STATED TASK:
Write out the whole of the material exactly.

*** DATASET ROWS

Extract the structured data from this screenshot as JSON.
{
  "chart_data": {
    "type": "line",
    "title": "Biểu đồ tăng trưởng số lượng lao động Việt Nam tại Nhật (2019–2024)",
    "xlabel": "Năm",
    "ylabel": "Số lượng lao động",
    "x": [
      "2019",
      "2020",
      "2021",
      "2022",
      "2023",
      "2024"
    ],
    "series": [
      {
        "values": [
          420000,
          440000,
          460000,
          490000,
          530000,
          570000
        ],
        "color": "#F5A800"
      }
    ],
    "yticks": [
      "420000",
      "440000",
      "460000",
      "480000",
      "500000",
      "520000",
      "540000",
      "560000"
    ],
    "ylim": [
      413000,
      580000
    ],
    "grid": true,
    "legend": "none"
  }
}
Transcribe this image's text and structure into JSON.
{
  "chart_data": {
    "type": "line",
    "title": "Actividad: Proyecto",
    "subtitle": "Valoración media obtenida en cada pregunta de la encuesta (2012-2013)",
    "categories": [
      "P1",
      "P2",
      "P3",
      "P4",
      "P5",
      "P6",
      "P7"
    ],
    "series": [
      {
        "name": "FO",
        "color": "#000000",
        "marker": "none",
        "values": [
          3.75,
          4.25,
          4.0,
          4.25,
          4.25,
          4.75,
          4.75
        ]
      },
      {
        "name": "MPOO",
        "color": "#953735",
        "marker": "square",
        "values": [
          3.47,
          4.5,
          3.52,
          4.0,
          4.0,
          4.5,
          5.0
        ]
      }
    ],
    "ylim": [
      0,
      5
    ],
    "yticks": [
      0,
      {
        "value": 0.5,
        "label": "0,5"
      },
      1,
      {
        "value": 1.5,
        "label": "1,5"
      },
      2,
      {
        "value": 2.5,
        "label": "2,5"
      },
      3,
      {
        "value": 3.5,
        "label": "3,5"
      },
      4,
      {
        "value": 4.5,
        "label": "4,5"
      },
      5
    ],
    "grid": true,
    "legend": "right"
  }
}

******

COMPLETE ANSWER:
Extract the structured data from this screenshot as JSON.
{
  "chart_data": {
    "type": "line",
    "title": "Biểu đồ tăng trưởng số lượng lao động Việt Nam tại Nhật (2019–2024)",
    "xlabel": "Năm",
    "ylabel": "Số lượng lao động",
    "x": [
      "2019",
      "2020",
      "2021",
      "2022",
      "2023",
      "2024"
    ],
    "series": [
      {
        "values": [
          420000,
          440000,
          460000,
          490000,
          530000,
          570000
        ],
        "color": "#F5A800"
      }
    ],
    "yticks": [
      "420000",
      "440000",
      "460000",
      "480000",
      "500000",
      "520000",
      "540000",
      "560000"
    ],
    "ylim": [
      413000,
      580000
    ],
    "grid": true,
    "legend": "none"
  }
}
Transcribe this image's text and structure into JSON.
{
  "chart_data": {
    "type": "line",
    "title": "Actividad: Proyecto",
    "subtitle": "Valoración media obtenida en cada pregunta de la encuesta (2012-2013)",
    "categories": [
      "P1",
      "P2",
      "P3",
      "P4",
      "P5",
      "P6",
      "P7"
    ],
    "series": [
      {
        "name": "FO",
        "color": "#000000",
        "marker": "none",
        "values": [
          3.75,
          4.25,
          4.0,
          4.25,
          4.25,
          4.75,
          4.75
        ]
      },
      {
        "name": "MPOO",
        "color": "#953735",
        "marker": "square",
        "values": [
          3.47,
          4.5,
          3.52,
          4.0,
          4.0,
          4.5,
          5.0
        ]
      }
    ],
    "ylim": [
      0,
      5
    ],
    "yticks": [
      0,
      {
        "value": 0.5,
        "label": "0,5"
      },
      1,
      {
        "value": 1.5,
        "label": "1,5"
      },
      2,
      {
        "value": 2.5,
        "label": "2,5"
      },
      3,
      {
        "value": 3.5,
        "label": "3,5"
      },
      4,
      {
        "value": 4.5,
        "label": "4,5"
      },
      5
    ],
    "grid": true,
    "legend": "right"
  }
}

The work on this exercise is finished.